• _TASK INSTRUCTIONS_
Identify the lines that contain the string "marker", then copy each of them.

• _SUPPLIED MATERIAL_
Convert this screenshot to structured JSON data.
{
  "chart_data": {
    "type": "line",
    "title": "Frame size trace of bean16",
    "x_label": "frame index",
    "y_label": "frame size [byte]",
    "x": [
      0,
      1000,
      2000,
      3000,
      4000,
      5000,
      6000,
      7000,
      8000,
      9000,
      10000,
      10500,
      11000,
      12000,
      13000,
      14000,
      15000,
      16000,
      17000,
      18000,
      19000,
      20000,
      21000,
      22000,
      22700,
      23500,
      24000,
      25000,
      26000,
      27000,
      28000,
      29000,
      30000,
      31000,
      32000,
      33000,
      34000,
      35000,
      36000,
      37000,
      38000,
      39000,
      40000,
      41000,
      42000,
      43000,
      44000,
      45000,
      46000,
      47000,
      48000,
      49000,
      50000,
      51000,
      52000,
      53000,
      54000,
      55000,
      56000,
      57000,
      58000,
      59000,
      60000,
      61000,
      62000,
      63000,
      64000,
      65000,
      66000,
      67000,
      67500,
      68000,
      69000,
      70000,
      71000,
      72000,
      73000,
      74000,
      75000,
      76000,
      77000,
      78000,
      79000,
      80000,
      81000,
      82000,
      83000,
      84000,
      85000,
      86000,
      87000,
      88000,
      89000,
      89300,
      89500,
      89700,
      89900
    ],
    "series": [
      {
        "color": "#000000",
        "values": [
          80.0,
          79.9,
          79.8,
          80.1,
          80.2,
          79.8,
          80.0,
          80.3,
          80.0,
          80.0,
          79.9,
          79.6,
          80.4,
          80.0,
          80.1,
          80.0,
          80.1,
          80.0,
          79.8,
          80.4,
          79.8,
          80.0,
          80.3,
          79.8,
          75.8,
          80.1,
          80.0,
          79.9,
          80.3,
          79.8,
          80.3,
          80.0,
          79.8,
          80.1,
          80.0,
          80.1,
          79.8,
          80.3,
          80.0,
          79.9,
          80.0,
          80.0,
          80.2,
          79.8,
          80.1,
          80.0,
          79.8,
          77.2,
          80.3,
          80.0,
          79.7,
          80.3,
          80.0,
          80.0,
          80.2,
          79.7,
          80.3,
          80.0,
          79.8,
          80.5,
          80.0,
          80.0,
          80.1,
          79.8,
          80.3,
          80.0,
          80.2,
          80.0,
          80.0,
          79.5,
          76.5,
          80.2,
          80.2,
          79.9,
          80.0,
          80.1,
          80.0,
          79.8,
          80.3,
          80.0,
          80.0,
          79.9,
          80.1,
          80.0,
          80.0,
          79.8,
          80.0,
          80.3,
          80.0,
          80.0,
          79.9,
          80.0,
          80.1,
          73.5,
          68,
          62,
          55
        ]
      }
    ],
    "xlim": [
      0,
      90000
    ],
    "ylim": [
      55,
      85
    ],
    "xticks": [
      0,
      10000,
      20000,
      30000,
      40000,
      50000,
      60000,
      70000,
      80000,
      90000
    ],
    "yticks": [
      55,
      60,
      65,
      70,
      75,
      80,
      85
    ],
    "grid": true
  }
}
--
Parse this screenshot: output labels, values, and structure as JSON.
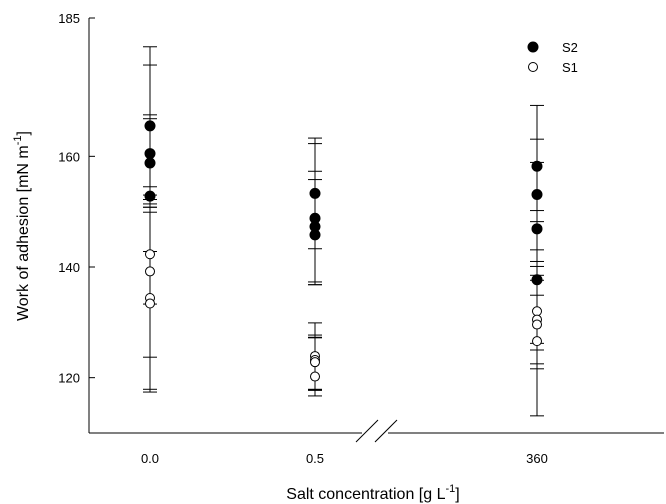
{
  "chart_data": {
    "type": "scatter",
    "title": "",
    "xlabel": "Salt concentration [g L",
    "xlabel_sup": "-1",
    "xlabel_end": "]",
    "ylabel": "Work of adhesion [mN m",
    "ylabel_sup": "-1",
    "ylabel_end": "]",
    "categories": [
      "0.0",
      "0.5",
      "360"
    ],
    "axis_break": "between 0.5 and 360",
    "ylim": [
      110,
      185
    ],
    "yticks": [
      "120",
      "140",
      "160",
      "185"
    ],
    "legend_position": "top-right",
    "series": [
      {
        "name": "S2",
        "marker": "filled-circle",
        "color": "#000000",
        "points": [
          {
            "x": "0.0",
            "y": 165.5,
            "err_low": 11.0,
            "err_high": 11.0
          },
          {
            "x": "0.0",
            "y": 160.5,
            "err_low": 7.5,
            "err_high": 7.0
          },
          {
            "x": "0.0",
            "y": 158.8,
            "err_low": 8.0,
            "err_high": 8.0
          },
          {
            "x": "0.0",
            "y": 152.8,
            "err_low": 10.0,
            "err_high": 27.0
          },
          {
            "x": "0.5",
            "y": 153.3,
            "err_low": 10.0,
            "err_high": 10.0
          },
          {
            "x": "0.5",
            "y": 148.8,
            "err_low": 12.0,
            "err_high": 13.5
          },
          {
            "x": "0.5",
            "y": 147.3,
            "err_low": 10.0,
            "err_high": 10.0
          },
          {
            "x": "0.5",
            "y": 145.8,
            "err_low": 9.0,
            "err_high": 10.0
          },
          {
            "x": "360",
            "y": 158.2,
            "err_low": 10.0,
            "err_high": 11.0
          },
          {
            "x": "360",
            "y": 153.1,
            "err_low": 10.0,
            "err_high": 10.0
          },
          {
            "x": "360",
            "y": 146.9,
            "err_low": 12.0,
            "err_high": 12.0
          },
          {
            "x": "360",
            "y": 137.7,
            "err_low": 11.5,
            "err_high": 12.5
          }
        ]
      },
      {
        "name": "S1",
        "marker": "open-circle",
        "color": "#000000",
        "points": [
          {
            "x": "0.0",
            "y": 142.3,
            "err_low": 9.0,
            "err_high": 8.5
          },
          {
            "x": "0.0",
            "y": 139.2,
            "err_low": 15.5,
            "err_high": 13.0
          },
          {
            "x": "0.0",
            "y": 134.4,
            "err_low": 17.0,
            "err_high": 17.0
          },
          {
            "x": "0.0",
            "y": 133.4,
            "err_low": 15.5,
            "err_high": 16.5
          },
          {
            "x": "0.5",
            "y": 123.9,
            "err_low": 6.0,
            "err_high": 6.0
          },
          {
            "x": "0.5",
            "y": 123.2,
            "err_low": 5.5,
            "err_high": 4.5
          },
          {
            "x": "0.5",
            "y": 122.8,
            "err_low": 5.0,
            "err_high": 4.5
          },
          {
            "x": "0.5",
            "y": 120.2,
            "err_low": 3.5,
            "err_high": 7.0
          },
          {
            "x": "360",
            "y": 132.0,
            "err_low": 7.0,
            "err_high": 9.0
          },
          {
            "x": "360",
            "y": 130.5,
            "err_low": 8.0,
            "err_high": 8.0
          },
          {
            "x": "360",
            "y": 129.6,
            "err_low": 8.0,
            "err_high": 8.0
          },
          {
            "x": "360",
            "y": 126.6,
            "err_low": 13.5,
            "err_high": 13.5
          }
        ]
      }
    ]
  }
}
---
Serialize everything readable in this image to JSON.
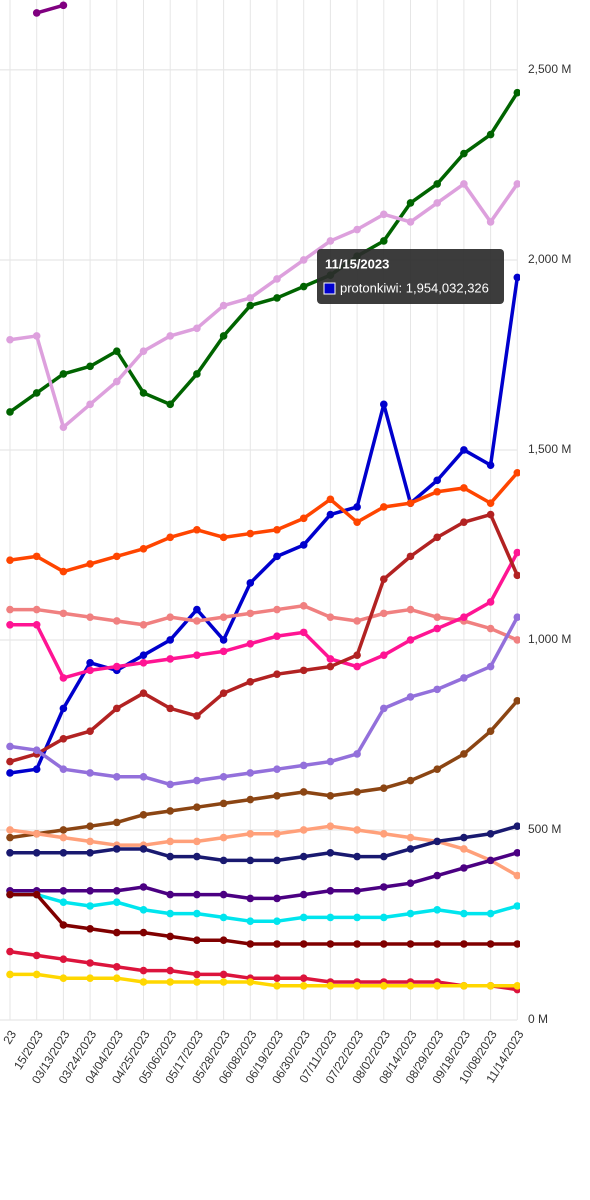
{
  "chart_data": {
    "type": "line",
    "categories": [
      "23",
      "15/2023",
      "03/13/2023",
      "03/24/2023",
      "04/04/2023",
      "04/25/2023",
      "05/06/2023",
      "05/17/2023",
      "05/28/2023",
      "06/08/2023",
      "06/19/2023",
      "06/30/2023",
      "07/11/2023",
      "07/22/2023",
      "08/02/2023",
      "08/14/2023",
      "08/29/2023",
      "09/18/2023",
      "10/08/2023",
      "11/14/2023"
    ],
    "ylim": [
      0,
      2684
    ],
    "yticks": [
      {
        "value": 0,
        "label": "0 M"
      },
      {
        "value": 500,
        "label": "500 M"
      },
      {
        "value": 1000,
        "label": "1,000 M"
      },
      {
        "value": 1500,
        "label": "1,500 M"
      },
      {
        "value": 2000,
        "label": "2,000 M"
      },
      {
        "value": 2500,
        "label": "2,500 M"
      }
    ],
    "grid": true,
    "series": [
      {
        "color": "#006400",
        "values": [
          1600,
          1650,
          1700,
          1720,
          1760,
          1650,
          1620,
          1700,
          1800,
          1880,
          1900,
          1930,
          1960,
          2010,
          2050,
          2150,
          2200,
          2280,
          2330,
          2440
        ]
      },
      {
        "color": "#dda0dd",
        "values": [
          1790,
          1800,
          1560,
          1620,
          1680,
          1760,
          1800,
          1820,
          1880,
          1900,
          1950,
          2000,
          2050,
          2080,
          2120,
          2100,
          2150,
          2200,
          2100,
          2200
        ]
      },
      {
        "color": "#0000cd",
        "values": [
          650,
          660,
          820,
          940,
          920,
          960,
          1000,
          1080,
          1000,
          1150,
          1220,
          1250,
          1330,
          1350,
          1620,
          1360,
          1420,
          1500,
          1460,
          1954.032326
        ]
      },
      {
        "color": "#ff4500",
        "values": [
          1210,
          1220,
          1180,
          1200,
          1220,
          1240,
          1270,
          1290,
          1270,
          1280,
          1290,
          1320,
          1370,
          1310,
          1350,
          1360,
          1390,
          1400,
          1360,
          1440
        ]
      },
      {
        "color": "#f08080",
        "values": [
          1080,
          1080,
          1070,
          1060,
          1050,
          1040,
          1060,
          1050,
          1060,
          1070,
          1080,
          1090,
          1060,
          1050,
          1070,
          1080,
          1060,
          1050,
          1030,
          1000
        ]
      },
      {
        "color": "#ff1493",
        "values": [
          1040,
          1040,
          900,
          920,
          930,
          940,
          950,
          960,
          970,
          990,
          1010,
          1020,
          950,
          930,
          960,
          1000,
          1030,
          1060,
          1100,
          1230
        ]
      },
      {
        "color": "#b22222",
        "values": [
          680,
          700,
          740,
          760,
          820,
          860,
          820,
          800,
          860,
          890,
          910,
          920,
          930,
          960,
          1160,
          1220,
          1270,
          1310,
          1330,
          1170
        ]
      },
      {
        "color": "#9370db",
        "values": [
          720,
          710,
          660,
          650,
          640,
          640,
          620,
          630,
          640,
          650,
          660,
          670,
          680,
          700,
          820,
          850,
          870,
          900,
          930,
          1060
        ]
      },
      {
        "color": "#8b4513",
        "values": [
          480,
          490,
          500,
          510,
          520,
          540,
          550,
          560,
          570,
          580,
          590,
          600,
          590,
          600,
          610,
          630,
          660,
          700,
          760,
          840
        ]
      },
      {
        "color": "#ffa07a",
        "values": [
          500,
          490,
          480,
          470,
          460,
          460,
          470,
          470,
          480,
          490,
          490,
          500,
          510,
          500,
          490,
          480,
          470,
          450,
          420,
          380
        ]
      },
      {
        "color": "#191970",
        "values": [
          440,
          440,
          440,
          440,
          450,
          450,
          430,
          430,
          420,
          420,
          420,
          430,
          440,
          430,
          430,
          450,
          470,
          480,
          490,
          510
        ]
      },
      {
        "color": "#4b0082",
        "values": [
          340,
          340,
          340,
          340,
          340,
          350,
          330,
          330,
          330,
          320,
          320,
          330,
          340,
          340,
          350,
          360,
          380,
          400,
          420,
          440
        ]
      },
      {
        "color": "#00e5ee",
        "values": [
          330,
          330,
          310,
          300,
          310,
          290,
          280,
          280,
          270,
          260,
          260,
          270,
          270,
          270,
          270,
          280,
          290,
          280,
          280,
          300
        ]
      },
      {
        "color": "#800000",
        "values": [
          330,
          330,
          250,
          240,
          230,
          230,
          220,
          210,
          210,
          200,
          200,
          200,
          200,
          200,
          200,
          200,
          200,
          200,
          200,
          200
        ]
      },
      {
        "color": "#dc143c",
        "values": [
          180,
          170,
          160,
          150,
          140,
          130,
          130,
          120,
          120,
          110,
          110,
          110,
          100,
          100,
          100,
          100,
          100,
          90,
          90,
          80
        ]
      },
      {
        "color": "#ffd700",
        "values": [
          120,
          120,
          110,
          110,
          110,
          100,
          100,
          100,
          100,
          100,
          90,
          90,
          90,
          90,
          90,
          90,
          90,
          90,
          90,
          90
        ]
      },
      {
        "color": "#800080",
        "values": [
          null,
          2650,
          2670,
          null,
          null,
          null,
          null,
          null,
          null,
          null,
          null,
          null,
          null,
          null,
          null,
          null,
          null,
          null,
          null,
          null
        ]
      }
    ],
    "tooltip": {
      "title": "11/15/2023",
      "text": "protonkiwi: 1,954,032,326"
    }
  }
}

• _COMPLETED TASK_
        "marker": "filled-circle",
        "marker": "open-circle",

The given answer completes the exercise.